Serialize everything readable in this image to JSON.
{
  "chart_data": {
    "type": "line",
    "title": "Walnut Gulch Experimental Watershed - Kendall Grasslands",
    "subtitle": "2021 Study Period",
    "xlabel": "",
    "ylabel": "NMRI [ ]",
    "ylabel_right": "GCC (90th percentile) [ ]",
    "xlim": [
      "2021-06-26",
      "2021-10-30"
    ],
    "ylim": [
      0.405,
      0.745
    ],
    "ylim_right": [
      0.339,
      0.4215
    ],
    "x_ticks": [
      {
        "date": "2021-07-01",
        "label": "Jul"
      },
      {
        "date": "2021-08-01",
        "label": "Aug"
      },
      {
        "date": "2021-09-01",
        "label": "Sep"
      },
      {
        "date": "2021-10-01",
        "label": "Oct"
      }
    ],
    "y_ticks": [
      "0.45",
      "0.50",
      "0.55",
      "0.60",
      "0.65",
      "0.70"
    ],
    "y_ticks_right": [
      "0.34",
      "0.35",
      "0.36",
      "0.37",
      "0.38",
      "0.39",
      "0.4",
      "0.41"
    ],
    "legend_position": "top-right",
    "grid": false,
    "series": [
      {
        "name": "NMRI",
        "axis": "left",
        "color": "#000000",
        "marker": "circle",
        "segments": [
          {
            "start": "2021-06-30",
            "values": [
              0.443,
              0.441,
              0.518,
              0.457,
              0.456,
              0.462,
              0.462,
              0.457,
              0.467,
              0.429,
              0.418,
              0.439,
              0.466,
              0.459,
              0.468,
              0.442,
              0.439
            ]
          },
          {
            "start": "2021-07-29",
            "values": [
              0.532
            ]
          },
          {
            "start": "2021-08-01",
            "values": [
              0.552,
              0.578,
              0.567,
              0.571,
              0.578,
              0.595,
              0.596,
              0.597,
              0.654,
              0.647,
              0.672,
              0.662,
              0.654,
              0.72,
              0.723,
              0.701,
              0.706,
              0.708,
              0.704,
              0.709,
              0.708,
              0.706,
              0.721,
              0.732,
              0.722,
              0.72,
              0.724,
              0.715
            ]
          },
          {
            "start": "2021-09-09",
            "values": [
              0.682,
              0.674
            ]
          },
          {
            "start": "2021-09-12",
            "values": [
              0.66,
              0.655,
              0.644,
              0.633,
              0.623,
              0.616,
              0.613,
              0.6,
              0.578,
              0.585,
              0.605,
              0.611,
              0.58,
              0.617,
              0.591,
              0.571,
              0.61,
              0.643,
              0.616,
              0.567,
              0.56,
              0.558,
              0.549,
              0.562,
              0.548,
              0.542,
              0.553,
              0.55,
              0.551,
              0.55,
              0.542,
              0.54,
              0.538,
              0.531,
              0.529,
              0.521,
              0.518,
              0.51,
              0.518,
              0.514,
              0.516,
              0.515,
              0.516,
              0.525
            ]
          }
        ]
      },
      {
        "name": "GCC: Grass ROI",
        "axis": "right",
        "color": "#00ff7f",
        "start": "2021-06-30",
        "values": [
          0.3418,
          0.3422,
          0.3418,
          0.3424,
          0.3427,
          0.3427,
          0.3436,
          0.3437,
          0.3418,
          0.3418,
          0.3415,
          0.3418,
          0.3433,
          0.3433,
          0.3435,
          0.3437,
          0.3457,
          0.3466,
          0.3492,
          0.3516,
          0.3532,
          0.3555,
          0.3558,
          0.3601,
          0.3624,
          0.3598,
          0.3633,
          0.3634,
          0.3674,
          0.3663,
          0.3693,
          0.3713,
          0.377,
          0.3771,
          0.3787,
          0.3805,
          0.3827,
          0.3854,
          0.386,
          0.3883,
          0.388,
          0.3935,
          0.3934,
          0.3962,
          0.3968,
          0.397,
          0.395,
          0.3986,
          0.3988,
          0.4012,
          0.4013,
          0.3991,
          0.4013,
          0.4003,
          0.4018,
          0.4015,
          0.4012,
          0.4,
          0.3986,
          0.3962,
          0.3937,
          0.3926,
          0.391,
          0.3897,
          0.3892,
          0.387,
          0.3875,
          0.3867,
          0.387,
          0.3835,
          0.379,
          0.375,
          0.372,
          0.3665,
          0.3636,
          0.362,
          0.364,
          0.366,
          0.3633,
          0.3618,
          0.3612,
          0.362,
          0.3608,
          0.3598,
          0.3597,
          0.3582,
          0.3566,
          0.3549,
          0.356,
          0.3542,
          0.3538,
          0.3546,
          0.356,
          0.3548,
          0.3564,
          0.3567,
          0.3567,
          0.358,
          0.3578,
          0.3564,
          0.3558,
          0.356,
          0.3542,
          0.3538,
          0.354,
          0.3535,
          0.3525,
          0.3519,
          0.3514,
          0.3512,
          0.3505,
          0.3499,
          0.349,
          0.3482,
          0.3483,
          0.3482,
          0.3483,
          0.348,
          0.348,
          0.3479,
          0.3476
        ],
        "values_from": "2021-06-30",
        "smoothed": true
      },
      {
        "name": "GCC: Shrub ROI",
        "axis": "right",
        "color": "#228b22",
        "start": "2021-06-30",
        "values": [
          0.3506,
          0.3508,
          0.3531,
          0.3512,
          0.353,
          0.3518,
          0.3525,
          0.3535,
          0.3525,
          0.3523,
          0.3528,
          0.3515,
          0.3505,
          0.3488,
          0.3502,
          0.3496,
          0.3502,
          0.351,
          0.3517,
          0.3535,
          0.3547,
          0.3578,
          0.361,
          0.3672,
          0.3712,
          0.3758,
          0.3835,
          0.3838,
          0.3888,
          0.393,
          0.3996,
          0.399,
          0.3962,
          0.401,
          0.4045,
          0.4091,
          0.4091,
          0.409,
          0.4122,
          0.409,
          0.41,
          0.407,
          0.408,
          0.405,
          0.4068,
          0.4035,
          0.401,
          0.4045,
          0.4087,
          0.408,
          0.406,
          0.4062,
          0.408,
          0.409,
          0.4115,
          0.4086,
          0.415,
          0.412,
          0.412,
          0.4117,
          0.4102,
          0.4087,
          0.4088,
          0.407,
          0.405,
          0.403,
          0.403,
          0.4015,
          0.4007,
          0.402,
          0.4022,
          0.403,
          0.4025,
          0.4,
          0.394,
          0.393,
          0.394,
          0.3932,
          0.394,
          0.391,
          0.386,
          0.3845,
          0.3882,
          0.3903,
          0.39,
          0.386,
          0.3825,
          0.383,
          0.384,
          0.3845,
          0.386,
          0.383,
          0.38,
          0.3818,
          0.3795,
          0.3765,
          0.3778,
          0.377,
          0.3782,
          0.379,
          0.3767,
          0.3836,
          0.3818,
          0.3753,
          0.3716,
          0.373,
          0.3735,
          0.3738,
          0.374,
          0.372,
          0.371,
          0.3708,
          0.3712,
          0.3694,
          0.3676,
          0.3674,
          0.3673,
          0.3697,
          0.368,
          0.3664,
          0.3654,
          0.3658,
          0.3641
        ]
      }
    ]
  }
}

-------------------------

— WHAT YOU WILL DO —
Transcribe the records above exactly as they appear.

— FINISHED EXERCISE —
Serialize everything readable in this image to JSON.
{
  "chart_data": {
    "type": "line",
    "title": "Walnut Gulch Experimental Watershed - Kendall Grasslands",
    "subtitle": "2021 Study Period",
    "xlabel": "",
    "ylabel": "NMRI [ ]",
    "ylabel_right": "GCC (90th percentile) [ ]",
    "xlim": [
      "2021-06-26",
      "2021-10-30"
    ],
    "ylim": [
      0.405,
      0.745
    ],
    "ylim_right": [
      0.339,
      0.4215
    ],
    "x_ticks": [
      {
        "date": "2021-07-01",
        "label": "Jul"
      },
      {
        "date": "2021-08-01",
        "label": "Aug"
      },
      {
        "date": "2021-09-01",
        "label": "Sep"
      },
      {
        "date": "2021-10-01",
        "label": "Oct"
      }
    ],
    "y_ticks": [
      "0.45",
      "0.50",
      "0.55",
      "0.60",
      "0.65",
      "0.70"
    ],
    "y_ticks_right": [
      "0.34",
      "0.35",
      "0.36",
      "0.37",
      "0.38",
      "0.39",
      "0.4",
      "0.41"
    ],
    "legend_position": "top-right",
    "grid": false,
    "series": [
      {
        "name": "NMRI",
        "axis": "left",
        "color": "#000000",
        "marker": "circle",
        "segments": [
          {
            "start": "2021-06-30",
            "values": [
              0.443,
              0.441,
              0.518,
              0.457,
              0.456,
              0.462,
              0.462,
              0.457,
              0.467,
              0.429,
              0.418,
              0.439,
              0.466,
              0.459,
              0.468,
              0.442,
              0.439
            ]
          },
          {
            "start": "2021-07-29",
            "values": [
              0.532
            ]
          },
          {
            "start": "2021-08-01",
            "values": [
              0.552,
              0.578,
              0.567,
              0.571,
              0.578,
              0.595,
              0.596,
              0.597,
              0.654,
              0.647,
              0.672,
              0.662,
              0.654,
              0.72,
              0.723,
              0.701,
              0.706,
              0.708,
              0.704,
              0.709,
              0.708,
              0.706,
              0.721,
              0.732,
              0.722,
              0.72,
              0.724,
              0.715
            ]
          },
          {
            "start": "2021-09-09",
            "values": [
              0.682,
              0.674
            ]
          },
          {
            "start": "2021-09-12",
            "values": [
              0.66,
              0.655,
              0.644,
              0.633,
              0.623,
              0.616,
              0.613,
              0.6,
              0.578,
              0.585,
              0.605,
              0.611,
              0.58,
              0.617,
              0.591,
              0.571,
              0.61,
              0.643,
              0.616,
              0.567,
              0.56,
              0.558,
              0.549,
              0.562,
              0.548,
              0.542,
              0.553,
              0.55,
              0.551,
              0.55,
              0.542,
              0.54,
              0.538,
              0.531,
              0.529,
              0.521,
              0.518,
              0.51,
              0.518,
              0.514,
              0.516,
              0.515,
              0.516,
              0.525
            ]
          }
        ]
      },
      {
        "name": "GCC: Grass ROI",
        "axis": "right",
        "color": "#00ff7f",
        "start": "2021-06-30",
        "values": [
          0.3418,
          0.3422,
          0.3418,
          0.3424,
          0.3427,
          0.3427,
          0.3436,
          0.3437,
          0.3418,
          0.3418,
          0.3415,
          0.3418,
          0.3433,
          0.3433,
          0.3435,
          0.3437,
          0.3457,
          0.3466,
          0.3492,
          0.3516,
          0.3532,
          0.3555,
          0.3558,
          0.3601,
          0.3624,
          0.3598,
          0.3633,
          0.3634,
          0.3674,
          0.3663,
          0.3693,
          0.3713,
          0.377,
          0.3771,
          0.3787,
          0.3805,
          0.3827,
          0.3854,
          0.386,
          0.3883,
          0.388,
          0.3935,
          0.3934,
          0.3962,
          0.3968,
          0.397,
          0.395,
          0.3986,
          0.3988,
          0.4012,
          0.4013,
          0.3991,
          0.4013,
          0.4003,
          0.4018,
          0.4015,
          0.4012,
          0.4,
          0.3986,
          0.3962,
          0.3937,
          0.3926,
          0.391,
          0.3897,
          0.3892,
          0.387,
          0.3875,
          0.3867,
          0.387,
          0.3835,
          0.379,
          0.375,
          0.372,
          0.3665,
          0.3636,
          0.362,
          0.364,
          0.366,
          0.3633,
          0.3618,
          0.3612,
          0.362,
          0.3608,
          0.3598,
          0.3597,
          0.3582,
          0.3566,
          0.3549,
          0.356,
          0.3542,
          0.3538,
          0.3546,
          0.356,
          0.3548,
          0.3564,
          0.3567,
          0.3567,
          0.358,
          0.3578,
          0.3564,
          0.3558,
          0.356,
          0.3542,
          0.3538,
          0.354,
          0.3535,
          0.3525,
          0.3519,
          0.3514,
          0.3512,
          0.3505,
          0.3499,
          0.349,
          0.3482,
          0.3483,
          0.3482,
          0.3483,
          0.348,
          0.348,
          0.3479,
          0.3476
        ],
        "values_from": "2021-06-30",
        "smoothed": true
      },
      {
        "name": "GCC: Shrub ROI",
        "axis": "right",
        "color": "#228b22",
        "start": "2021-06-30",
        "values": [
          0.3506,
          0.3508,
          0.3531,
          0.3512,
          0.353,
          0.3518,
          0.3525,
          0.3535,
          0.3525,
          0.3523,
          0.3528,
          0.3515,
          0.3505,
          0.3488,
          0.3502,
          0.3496,
          0.3502,
          0.351,
          0.3517,
          0.3535,
          0.3547,
          0.3578,
          0.361,
          0.3672,
          0.3712,
          0.3758,
          0.3835,
          0.3838,
          0.3888,
          0.393,
          0.3996,
          0.399,
          0.3962,
          0.401,
          0.4045,
          0.4091,
          0.4091,
          0.409,
          0.4122,
          0.409,
          0.41,
          0.407,
          0.408,
          0.405,
          0.4068,
          0.4035,
          0.401,
          0.4045,
          0.4087,
          0.408,
          0.406,
          0.4062,
          0.408,
          0.409,
          0.4115,
          0.4086,
          0.415,
          0.412,
          0.412,
          0.4117,
          0.4102,
          0.4087,
          0.4088,
          0.407,
          0.405,
          0.403,
          0.403,
          0.4015,
          0.4007,
          0.402,
          0.4022,
          0.403,
          0.4025,
          0.4,
          0.394,
          0.393,
          0.394,
          0.3932,
          0.394,
          0.391,
          0.386,
          0.3845,
          0.3882,
          0.3903,
          0.39,
          0.386,
          0.3825,
          0.383,
          0.384,
          0.3845,
          0.386,
          0.383,
          0.38,
          0.3818,
          0.3795,
          0.3765,
          0.3778,
          0.377,
          0.3782,
          0.379,
          0.3767,
          0.3836,
          0.3818,
          0.3753,
          0.3716,
          0.373,
          0.3735,
          0.3738,
          0.374,
          0.372,
          0.371,
          0.3708,
          0.3712,
          0.3694,
          0.3676,
          0.3674,
          0.3673,
          0.3697,
          0.368,
          0.3664,
          0.3654,
          0.3658,
          0.3641
        ]
      }
    ]
  }
}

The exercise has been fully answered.